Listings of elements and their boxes
►
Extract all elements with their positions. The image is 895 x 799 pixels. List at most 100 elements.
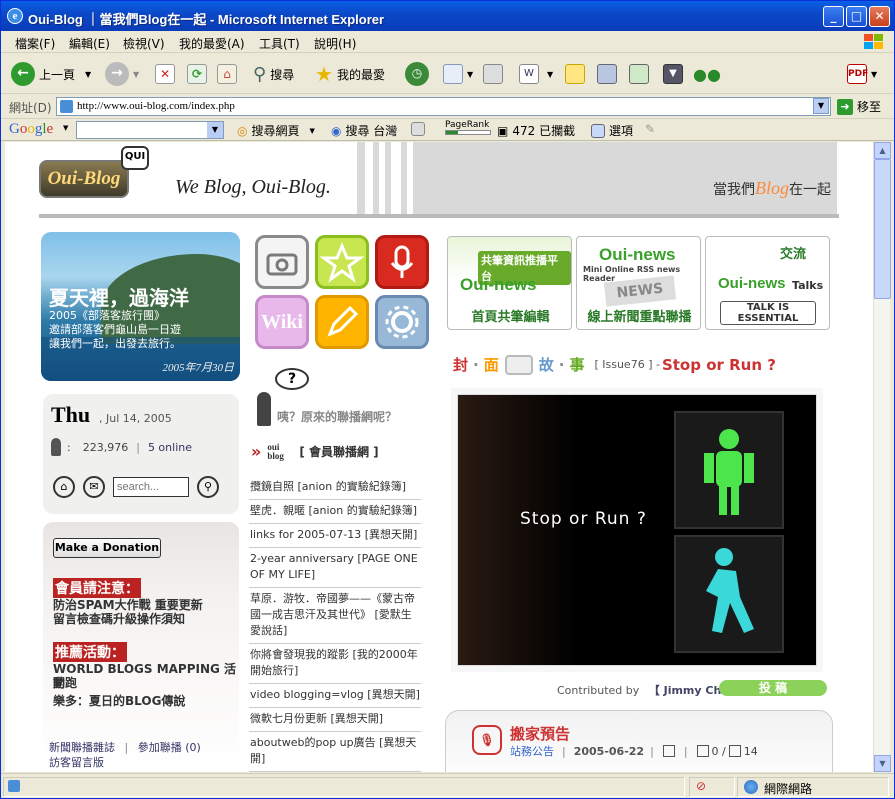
note-icon <box>565 64 585 84</box>
photo-tile[interactable] <box>255 235 309 289</box>
notice1-line1[interactable]: 防治SPAM大作戰 重要更新 <box>53 598 203 612</box>
date-panel: Thu , Jul 14, 2005 : 223,976 | 5 online … <box>43 394 239 514</box>
list-item[interactable]: 草原．游牧．帝國夢——《蒙古帝國一成吉思汗及其世代》 [愛默生愛說話] <box>249 588 421 644</box>
search-taiwan-button[interactable]: ◉ 搜尋 台灣 <box>331 122 397 139</box>
search-web-button[interactable]: ◎ 搜尋網頁 ▼ <box>237 122 315 139</box>
travel-banner[interactable]: 夏天裡，過海洋 2005《部落客旅行團》 邀請部落客們龜山島一日遊 讓我們一起，… <box>41 232 240 381</box>
site-search-input[interactable] <box>113 477 189 497</box>
cover-photo[interactable]: Stop or Run ? <box>457 394 817 666</box>
discuss-button[interactable] <box>565 62 585 86</box>
forward-button[interactable]: → ▼ <box>105 62 139 86</box>
list-item[interactable]: links for 2005-07-13 [異想天開] <box>249 524 421 548</box>
forward-dropdown-icon[interactable]: ▼ <box>133 70 139 79</box>
donate-button[interactable]: Make a Donation <box>53 538 161 558</box>
address-dropdown-icon[interactable]: ▼ <box>813 98 829 114</box>
cover-story-heading: 封 · 面 故 · 事 [ Issue76 ] - Stop or Run ? <box>453 354 776 375</box>
home-icon[interactable]: ⌂ <box>53 476 75 498</box>
menu-view[interactable]: 檢視(V) <box>123 35 165 52</box>
menu-edit[interactable]: 編輯(E) <box>69 35 110 52</box>
scroll-thumb[interactable] <box>874 159 891 299</box>
edit-button[interactable]: W ▼ <box>519 62 553 86</box>
home-button[interactable]: ⌂ <box>217 62 237 86</box>
google-search-dropdown-icon[interactable]: ▼ <box>207 122 223 138</box>
messenger-tool-button[interactable] <box>629 62 649 86</box>
options-icon <box>591 123 605 138</box>
print-button[interactable] <box>483 62 503 86</box>
back-button[interactable]: ← 上一頁 ▼ <box>11 62 91 86</box>
google-menu-dropdown-icon[interactable]: ▼ <box>63 124 68 132</box>
news-magazine-link[interactable]: 新聞聯播雜誌 <box>49 741 115 754</box>
popup-status[interactable]: ⊘ <box>689 777 735 797</box>
mail-dropdown-icon[interactable]: ▼ <box>467 70 473 79</box>
menu-tools[interactable]: 工具(T) <box>259 35 300 52</box>
list-item[interactable]: aboutweb的pop up廣告 [異想天開] <box>249 732 421 772</box>
news-button[interactable] <box>411 122 425 136</box>
vertical-scrollbar[interactable]: ▲ ▼ <box>873 142 891 772</box>
announcement-category[interactable]: 站務公告 <box>510 743 554 759</box>
list-item[interactable]: 壁虎．親暱 [anion 的實驗紀錄簿] <box>249 500 421 524</box>
address-input[interactable]: http://www.oui-blog.com/index.php <box>56 97 831 116</box>
notice1-line2[interactable]: 留言檢查碼升級操作須知 <box>53 612 185 626</box>
menu-file[interactable]: 檔案(F) <box>15 35 55 52</box>
messenger-button[interactable]: ●● <box>693 62 721 86</box>
notice2-line2[interactable]: 開跑 <box>53 676 77 690</box>
notice2-line1[interactable]: WORLD BLOGS MAPPING 活動 <box>53 662 239 690</box>
list-item[interactable]: 微軟七月份更新 [異想天開] <box>249 708 421 732</box>
announcement-title[interactable]: 搬家預告 <box>510 723 570 744</box>
online-count[interactable]: 5 online <box>148 441 192 454</box>
settings-tile[interactable] <box>375 295 429 349</box>
guestbook-link[interactable]: 訪客留言版 <box>49 755 201 770</box>
question-text[interactable]: 咦？原來的聯播網呢？ <box>277 408 397 425</box>
wiki-icon: Wiki <box>261 311 303 333</box>
scroll-up-icon[interactable]: ▲ <box>874 142 891 159</box>
story-title[interactable]: Stop or Run ? <box>662 356 776 374</box>
list-item[interactable]: 2-year anniversary [PAGE ONE OF MY LIFE] <box>249 548 421 588</box>
banner-line1: 2005《部落客旅行團》 <box>49 309 165 322</box>
oui-blog-logo[interactable]: Oui-Blog <box>39 160 129 198</box>
google-search-input[interactable]: ▼ <box>76 121 224 139</box>
oui-news-home-button[interactable]: 共筆資訊推播平台 Oui-news 首頁共筆編輯 <box>447 236 572 330</box>
highlight-button[interactable]: ✎ <box>645 122 655 136</box>
edit-dropdown-icon[interactable]: ▼ <box>547 70 553 79</box>
list-item[interactable]: 攬鏡自照 [anion 的實驗紀錄簿] <box>249 476 421 500</box>
menu-favorites[interactable]: 我的最愛(A) <box>179 35 245 52</box>
pdf-button[interactable]: PDF ▼ <box>847 62 877 86</box>
options-button[interactable]: 選項 <box>591 122 633 139</box>
wiki-tile[interactable]: Wiki <box>255 295 309 349</box>
mail-icon[interactable]: ✉ <box>83 476 105 498</box>
list-item[interactable]: 你將會發現我的蹤影 [我的2000年開始旅行] <box>249 644 421 684</box>
notice2-line3[interactable]: 樂多：夏日的BLOG傳說 <box>53 694 185 708</box>
tool-button[interactable]: ▼ <box>663 62 683 86</box>
list-item[interactable]: video blogging=vlog [異想天開] <box>249 684 421 708</box>
comment-count[interactable]: 14 <box>744 745 758 758</box>
oui-news-reader-button[interactable]: Oui-news Mini Online RSS news Reader NEW… <box>576 236 701 330</box>
podcast-tile[interactable] <box>375 235 429 289</box>
refresh-button[interactable]: ⟳ <box>187 62 207 86</box>
search-icon[interactable]: ⚲ <box>197 476 219 498</box>
menu-help[interactable]: 說明(H) <box>314 35 356 52</box>
search-web-dropdown-icon[interactable]: ▼ <box>310 127 315 135</box>
google-logo[interactable]: Google <box>9 121 53 138</box>
oui-news-talks-button[interactable]: 交流 Oui-news Talks TALK IS ESSENTIAL <box>705 236 830 330</box>
back-dropdown-icon[interactable]: ▼ <box>85 70 91 79</box>
research-button[interactable] <box>597 62 617 86</box>
star-tile[interactable] <box>315 235 369 289</box>
pdf-dropdown-icon[interactable]: ▼ <box>871 70 877 79</box>
pagerank-indicator[interactable]: PageRank <box>445 120 491 135</box>
submit-story-button[interactable]: 投 稿 <box>719 680 827 696</box>
back-arrow-icon: ← <box>11 62 35 86</box>
join-link[interactable]: 參加聯播 <box>138 741 182 754</box>
write-tile[interactable] <box>315 295 369 349</box>
maximize-button[interactable]: □ <box>846 6 867 27</box>
history-button[interactable]: ◷ <box>405 62 433 86</box>
mail-button[interactable]: ▼ <box>443 62 473 86</box>
scroll-down-icon[interactable]: ▼ <box>874 755 891 772</box>
favorites-button[interactable]: ★ 我的最愛 <box>315 62 385 86</box>
close-button[interactable]: ✕ <box>869 6 890 27</box>
popup-blocker-button[interactable]: ▣ 472 已攔截 <box>497 122 575 139</box>
search-button[interactable]: ⚲ 搜尋 <box>253 62 294 86</box>
go-button[interactable]: ➜ 移至 <box>837 98 881 115</box>
stop-button[interactable]: ✕ <box>155 62 175 86</box>
permalink-icon[interactable] <box>662 745 675 757</box>
minimize-button[interactable]: _ <box>823 6 844 27</box>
◄
=== The exercise ===
Copy out, without any change, the lines of the records between the line holding "note-icon <box>565 64 585 84</box>" and the line holding "search-taiwan-button[interactable]: ◉ 搜尋", both included, and nothing else.

=== Correct answer ===
note-icon <box>565 64 585 84</box>
photo-tile[interactable] <box>255 235 309 289</box>
notice1-line1[interactable]: 防治SPAM大作戰 重要更新 <box>53 598 203 612</box>
date-panel: Thu , Jul 14, 2005 : 223,976 | 5 online … <box>43 394 239 514</box>
list-item[interactable]: 草原．游牧．帝國夢——《蒙古帝國一成吉思汗及其世代》 [愛默生愛說話] <box>249 588 421 644</box>
search-taiwan-button[interactable]: ◉ 搜尋 台灣 <box>331 122 397 139</box>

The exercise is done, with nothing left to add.